Requirements — Scan the data for "object" and copy the lines it appears in.

Stored dataset items
● ● ● ● ●

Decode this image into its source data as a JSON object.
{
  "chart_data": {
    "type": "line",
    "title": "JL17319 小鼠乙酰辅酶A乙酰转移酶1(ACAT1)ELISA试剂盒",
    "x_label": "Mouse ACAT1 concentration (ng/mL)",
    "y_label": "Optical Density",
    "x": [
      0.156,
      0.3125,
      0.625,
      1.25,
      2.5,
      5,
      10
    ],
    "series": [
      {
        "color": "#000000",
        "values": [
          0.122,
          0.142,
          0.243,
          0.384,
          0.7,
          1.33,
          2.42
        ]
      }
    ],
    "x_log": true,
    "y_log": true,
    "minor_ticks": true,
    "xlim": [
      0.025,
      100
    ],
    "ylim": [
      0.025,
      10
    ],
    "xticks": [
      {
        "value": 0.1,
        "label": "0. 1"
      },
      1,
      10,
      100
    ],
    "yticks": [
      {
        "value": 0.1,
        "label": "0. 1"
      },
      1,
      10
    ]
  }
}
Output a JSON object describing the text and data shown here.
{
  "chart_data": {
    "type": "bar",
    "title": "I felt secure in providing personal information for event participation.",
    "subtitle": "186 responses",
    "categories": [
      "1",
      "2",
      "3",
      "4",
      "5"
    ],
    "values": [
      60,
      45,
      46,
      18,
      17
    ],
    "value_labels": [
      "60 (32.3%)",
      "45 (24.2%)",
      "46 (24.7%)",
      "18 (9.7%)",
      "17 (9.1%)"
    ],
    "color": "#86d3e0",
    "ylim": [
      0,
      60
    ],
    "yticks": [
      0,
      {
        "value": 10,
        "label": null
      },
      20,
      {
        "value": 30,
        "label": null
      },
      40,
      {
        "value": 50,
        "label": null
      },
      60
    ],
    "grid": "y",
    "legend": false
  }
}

● ● ● ● ●

Response to the exercise —
Decode this image into its source data as a JSON object.
Output a JSON object describing the text and data shown here.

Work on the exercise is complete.